Given problem
From the entries below, copy every line that holds the word "торговли".

Material to process
□ □ □ □ □

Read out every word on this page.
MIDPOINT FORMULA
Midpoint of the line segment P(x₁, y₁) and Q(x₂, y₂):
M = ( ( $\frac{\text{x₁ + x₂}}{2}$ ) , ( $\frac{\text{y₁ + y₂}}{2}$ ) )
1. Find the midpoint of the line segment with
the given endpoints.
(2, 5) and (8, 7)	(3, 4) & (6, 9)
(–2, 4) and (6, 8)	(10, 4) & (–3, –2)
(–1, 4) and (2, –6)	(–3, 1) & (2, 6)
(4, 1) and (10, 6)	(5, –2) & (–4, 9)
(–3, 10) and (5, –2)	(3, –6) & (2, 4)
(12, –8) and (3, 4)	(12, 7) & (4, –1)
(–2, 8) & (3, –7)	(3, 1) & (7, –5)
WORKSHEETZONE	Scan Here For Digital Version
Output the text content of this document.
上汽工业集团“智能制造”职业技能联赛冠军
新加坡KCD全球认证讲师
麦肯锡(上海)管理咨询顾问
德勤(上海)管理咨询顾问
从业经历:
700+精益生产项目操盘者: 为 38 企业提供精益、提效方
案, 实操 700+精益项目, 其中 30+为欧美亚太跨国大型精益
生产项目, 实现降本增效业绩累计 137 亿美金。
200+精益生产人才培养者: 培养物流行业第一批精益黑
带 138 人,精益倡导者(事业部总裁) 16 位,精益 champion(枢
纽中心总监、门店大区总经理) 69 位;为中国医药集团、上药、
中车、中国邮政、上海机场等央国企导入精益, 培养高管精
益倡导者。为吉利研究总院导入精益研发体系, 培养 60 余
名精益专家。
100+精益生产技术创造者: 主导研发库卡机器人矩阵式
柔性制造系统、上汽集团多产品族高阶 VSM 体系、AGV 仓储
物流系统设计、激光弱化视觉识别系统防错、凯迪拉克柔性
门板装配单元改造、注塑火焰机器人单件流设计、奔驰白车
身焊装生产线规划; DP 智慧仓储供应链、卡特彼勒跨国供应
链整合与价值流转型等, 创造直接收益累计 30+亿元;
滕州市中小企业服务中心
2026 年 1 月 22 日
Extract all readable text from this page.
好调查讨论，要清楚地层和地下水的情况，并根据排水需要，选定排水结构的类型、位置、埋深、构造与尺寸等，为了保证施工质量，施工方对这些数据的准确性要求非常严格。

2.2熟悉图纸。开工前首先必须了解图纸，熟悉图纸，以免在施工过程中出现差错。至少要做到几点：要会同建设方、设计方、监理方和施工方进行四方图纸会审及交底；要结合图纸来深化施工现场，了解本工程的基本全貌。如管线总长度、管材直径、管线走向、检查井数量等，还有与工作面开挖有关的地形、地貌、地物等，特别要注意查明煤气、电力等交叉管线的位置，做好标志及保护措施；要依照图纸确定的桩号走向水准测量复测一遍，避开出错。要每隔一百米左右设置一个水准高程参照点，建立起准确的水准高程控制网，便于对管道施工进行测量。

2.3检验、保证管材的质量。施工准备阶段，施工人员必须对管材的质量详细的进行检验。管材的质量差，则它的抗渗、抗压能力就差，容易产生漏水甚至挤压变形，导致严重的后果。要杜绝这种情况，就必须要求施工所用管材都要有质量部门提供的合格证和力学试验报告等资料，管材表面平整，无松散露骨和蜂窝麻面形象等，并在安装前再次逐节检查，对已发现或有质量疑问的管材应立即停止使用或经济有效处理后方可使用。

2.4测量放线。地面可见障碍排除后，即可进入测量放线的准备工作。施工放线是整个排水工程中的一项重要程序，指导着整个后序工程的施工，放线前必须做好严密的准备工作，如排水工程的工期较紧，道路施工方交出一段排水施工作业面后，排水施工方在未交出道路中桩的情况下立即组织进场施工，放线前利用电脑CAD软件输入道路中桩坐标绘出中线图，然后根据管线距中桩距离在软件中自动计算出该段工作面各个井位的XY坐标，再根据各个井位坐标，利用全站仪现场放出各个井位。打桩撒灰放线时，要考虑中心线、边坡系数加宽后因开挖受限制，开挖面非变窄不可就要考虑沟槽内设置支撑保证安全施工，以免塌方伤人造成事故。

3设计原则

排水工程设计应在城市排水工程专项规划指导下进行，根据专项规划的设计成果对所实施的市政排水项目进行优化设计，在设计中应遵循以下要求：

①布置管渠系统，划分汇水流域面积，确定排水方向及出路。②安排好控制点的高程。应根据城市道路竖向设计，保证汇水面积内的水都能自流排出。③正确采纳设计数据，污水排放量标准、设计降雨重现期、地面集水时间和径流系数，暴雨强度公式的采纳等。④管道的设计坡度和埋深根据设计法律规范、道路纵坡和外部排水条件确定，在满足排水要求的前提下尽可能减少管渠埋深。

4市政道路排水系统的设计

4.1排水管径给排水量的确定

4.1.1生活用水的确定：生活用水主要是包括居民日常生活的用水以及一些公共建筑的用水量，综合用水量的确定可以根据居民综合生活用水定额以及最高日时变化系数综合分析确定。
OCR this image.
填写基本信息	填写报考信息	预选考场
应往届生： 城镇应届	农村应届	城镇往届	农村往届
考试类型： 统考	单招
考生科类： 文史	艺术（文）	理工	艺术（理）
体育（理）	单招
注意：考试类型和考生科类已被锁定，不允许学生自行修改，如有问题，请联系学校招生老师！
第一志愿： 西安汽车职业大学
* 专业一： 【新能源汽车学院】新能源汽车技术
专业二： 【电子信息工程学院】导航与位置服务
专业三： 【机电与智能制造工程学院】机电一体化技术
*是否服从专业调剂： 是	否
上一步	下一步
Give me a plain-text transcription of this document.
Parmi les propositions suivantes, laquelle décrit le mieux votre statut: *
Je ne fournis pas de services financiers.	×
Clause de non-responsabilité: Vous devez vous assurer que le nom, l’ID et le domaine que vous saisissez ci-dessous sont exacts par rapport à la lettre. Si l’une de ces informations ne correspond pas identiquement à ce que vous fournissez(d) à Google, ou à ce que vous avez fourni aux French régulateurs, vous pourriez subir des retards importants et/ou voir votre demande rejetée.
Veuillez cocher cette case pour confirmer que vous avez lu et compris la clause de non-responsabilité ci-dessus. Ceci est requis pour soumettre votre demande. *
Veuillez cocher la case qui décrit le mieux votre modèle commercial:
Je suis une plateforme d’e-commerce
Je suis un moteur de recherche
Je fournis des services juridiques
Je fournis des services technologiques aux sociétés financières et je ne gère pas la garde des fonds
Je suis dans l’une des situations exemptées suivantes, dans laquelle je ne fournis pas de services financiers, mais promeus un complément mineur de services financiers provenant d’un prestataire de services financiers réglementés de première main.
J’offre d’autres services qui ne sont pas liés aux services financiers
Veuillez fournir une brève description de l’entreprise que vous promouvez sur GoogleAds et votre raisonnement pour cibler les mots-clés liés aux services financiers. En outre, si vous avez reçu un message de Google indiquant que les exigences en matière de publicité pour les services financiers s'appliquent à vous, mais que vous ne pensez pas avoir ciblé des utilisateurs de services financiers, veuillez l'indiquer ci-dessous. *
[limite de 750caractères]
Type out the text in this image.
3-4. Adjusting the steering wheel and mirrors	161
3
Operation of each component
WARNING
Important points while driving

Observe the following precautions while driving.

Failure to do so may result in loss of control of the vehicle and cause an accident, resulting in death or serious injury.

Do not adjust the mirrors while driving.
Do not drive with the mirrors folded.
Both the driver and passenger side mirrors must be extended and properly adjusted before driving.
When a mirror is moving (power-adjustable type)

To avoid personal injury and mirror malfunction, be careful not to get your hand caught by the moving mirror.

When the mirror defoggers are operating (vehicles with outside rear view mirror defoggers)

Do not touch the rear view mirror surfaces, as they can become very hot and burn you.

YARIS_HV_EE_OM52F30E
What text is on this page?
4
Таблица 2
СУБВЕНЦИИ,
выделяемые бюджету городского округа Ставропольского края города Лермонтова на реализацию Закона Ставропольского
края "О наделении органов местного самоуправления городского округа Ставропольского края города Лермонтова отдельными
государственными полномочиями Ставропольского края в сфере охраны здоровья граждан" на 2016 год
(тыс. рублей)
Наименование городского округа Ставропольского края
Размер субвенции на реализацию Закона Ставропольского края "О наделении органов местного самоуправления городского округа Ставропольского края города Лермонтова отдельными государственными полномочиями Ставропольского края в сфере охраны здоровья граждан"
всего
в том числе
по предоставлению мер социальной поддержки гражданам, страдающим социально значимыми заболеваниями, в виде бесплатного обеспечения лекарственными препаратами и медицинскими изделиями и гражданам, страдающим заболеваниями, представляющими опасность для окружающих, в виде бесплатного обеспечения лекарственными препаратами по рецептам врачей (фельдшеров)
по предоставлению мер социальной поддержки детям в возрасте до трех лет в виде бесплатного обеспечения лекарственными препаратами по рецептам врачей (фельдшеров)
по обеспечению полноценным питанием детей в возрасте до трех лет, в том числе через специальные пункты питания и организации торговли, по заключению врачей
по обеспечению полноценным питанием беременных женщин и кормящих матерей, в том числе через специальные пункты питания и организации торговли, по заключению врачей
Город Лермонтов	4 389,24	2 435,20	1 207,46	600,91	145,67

□ □ □ □ □

Final result
по обеспечению полноценным питанием детей в возрасте до трех лет, в том числе через специальные пункты питания и организации торговли, по заключению врачей
по обеспечению полноценным питанием беременных женщин и кормящих матерей, в том числе через специальные пункты питания и организации торговли, по заключению врачей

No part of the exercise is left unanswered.